(Dataset rows about figures)
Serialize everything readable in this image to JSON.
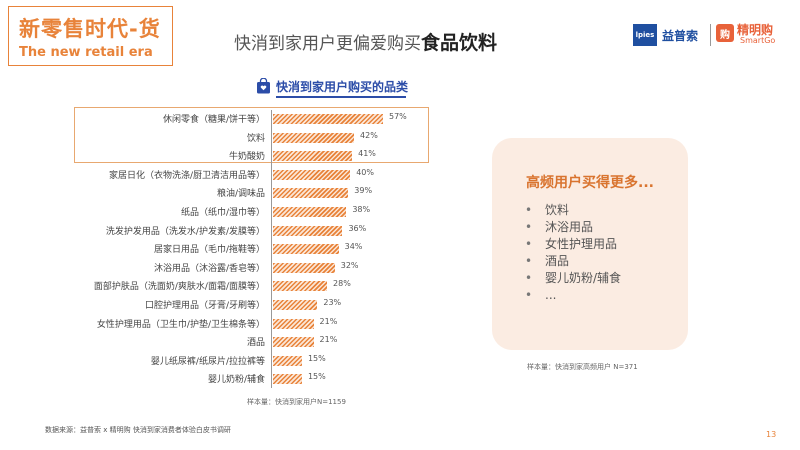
{
  "header": {
    "title": "新零售时代-货",
    "subtitle": "The new retail era"
  },
  "main_title": {
    "prefix": "快消到家用户更偏爱购买",
    "highlight": "食品饮料"
  },
  "logos": {
    "lpies_mark": "lpies",
    "ypx_text": "益普索",
    "jmg_mark": "购",
    "jmg_text": "精明购",
    "jmg_sub": "SmartGo"
  },
  "chart_title": "快消到家用户购买的品类",
  "chart_data": {
    "type": "bar",
    "orientation": "horizontal",
    "title": "快消到家用户购买的品类",
    "value_unit": "%",
    "xlim": [
      0,
      60
    ],
    "categories": [
      "休闲零食（糖果/饼干等）",
      "饮料",
      "牛奶酸奶",
      "家居日化（衣物洗涤/厨卫清洁用品等）",
      "粮油/调味品",
      "纸品（纸巾/湿巾等）",
      "洗发护发用品（洗发水/护发素/发膜等）",
      "居家日用品（毛巾/拖鞋等）",
      "沐浴用品（沐浴露/香皂等）",
      "面部护肤品（洗面奶/爽肤水/面霜/面膜等）",
      "口腔护理用品（牙膏/牙刷等）",
      "女性护理用品（卫生巾/护垫/卫生棉条等）",
      "酒品",
      "婴儿纸尿裤/纸尿片/拉拉裤等",
      "婴儿奶粉/辅食"
    ],
    "values": [
      57,
      42,
      41,
      40,
      39,
      38,
      36,
      34,
      32,
      28,
      23,
      21,
      21,
      15,
      15
    ],
    "value_labels": [
      "57%",
      "42%",
      "41%",
      "40%",
      "39%",
      "38%",
      "36%",
      "34%",
      "32%",
      "28%",
      "23%",
      "21%",
      "21%",
      "15%",
      "15%"
    ],
    "highlighted_categories": [
      "休闲零食（糖果/饼干等）",
      "饮料",
      "牛奶酸奶"
    ]
  },
  "sample_left": "样本量：快消到家用户N=1159",
  "panel": {
    "title": "高频用户买得更多...",
    "items": [
      "饮料",
      "沐浴用品",
      "女性护理用品",
      "酒品",
      "婴儿奶粉/辅食",
      "..."
    ],
    "sample": "样本量：快消到家高频用户 N=371"
  },
  "source": "数据来源：益普索 x 精明购 快消到家消费者体验白皮书调研",
  "page_number": "13",
  "colors": {
    "accent": "#e8833a",
    "title_blue": "#2c4da8",
    "panel_bg": "#fbece2"
  }
}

*Problem:* What you return should match the records above word for word, minus the pictures.

*Solution to the exercise:*
Serialize everything readable in this image to JSON.
{
  "header": {
    "title": "新零售时代-货",
    "subtitle": "The new retail era"
  },
  "main_title": {
    "prefix": "快消到家用户更偏爱购买",
    "highlight": "食品饮料"
  },
  "logos": {
    "lpies_mark": "lpies",
    "ypx_text": "益普索",
    "jmg_mark": "购",
    "jmg_text": "精明购",
    "jmg_sub": "SmartGo"
  },
  "chart_title": "快消到家用户购买的品类",
  "chart_data": {
    "type": "bar",
    "orientation": "horizontal",
    "title": "快消到家用户购买的品类",
    "value_unit": "%",
    "xlim": [
      0,
      60
    ],
    "categories": [
      "休闲零食（糖果/饼干等）",
      "饮料",
      "牛奶酸奶",
      "家居日化（衣物洗涤/厨卫清洁用品等）",
      "粮油/调味品",
      "纸品（纸巾/湿巾等）",
      "洗发护发用品（洗发水/护发素/发膜等）",
      "居家日用品（毛巾/拖鞋等）",
      "沐浴用品（沐浴露/香皂等）",
      "面部护肤品（洗面奶/爽肤水/面霜/面膜等）",
      "口腔护理用品（牙膏/牙刷等）",
      "女性护理用品（卫生巾/护垫/卫生棉条等）",
      "酒品",
      "婴儿纸尿裤/纸尿片/拉拉裤等",
      "婴儿奶粉/辅食"
    ],
    "values": [
      57,
      42,
      41,
      40,
      39,
      38,
      36,
      34,
      32,
      28,
      23,
      21,
      21,
      15,
      15
    ],
    "value_labels": [
      "57%",
      "42%",
      "41%",
      "40%",
      "39%",
      "38%",
      "36%",
      "34%",
      "32%",
      "28%",
      "23%",
      "21%",
      "21%",
      "15%",
      "15%"
    ],
    "highlighted_categories": [
      "休闲零食（糖果/饼干等）",
      "饮料",
      "牛奶酸奶"
    ]
  },
  "sample_left": "样本量：快消到家用户N=1159",
  "panel": {
    "title": "高频用户买得更多...",
    "items": [
      "饮料",
      "沐浴用品",
      "女性护理用品",
      "酒品",
      "婴儿奶粉/辅食",
      "..."
    ],
    "sample": "样本量：快消到家高频用户 N=371"
  },
  "source": "数据来源：益普索 x 精明购 快消到家消费者体验白皮书调研",
  "page_number": "13",
  "colors": {
    "accent": "#e8833a",
    "title_blue": "#2c4da8",
    "panel_bg": "#fbece2"
  }
}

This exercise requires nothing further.